— Start RECORDS FOR THIS EXERCISE —
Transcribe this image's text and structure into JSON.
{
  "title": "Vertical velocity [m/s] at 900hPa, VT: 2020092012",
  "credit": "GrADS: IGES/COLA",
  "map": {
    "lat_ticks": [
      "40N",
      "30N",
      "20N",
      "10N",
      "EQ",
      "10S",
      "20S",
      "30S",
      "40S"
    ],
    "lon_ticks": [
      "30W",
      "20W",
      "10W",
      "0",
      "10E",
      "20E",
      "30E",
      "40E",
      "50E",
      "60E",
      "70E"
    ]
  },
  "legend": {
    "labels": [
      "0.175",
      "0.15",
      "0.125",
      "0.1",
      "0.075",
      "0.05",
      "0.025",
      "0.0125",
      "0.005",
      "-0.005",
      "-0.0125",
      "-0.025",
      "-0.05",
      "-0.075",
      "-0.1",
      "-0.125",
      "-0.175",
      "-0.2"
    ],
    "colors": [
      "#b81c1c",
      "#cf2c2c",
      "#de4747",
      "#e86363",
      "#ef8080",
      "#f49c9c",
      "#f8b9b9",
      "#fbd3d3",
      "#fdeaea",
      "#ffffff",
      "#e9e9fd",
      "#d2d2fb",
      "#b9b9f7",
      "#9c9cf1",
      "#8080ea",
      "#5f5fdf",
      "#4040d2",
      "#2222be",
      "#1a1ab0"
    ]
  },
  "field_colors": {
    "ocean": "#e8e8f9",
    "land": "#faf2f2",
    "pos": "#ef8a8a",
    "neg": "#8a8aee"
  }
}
— End RECORDS FOR THIS EXERCISE —
● **TO DO**
Give a word-for-word copy of the records.

● **REPLY**
Transcribe this image's text and structure into JSON.
{
  "title": "Vertical velocity [m/s] at 900hPa, VT: 2020092012",
  "credit": "GrADS: IGES/COLA",
  "map": {
    "lat_ticks": [
      "40N",
      "30N",
      "20N",
      "10N",
      "EQ",
      "10S",
      "20S",
      "30S",
      "40S"
    ],
    "lon_ticks": [
      "30W",
      "20W",
      "10W",
      "0",
      "10E",
      "20E",
      "30E",
      "40E",
      "50E",
      "60E",
      "70E"
    ]
  },
  "legend": {
    "labels": [
      "0.175",
      "0.15",
      "0.125",
      "0.1",
      "0.075",
      "0.05",
      "0.025",
      "0.0125",
      "0.005",
      "-0.005",
      "-0.0125",
      "-0.025",
      "-0.05",
      "-0.075",
      "-0.1",
      "-0.125",
      "-0.175",
      "-0.2"
    ],
    "colors": [
      "#b81c1c",
      "#cf2c2c",
      "#de4747",
      "#e86363",
      "#ef8080",
      "#f49c9c",
      "#f8b9b9",
      "#fbd3d3",
      "#fdeaea",
      "#ffffff",
      "#e9e9fd",
      "#d2d2fb",
      "#b9b9f7",
      "#9c9cf1",
      "#8080ea",
      "#5f5fdf",
      "#4040d2",
      "#2222be",
      "#1a1ab0"
    ]
  },
  "field_colors": {
    "ocean": "#e8e8f9",
    "land": "#faf2f2",
    "pos": "#ef8a8a",
    "neg": "#8a8aee"
  }
}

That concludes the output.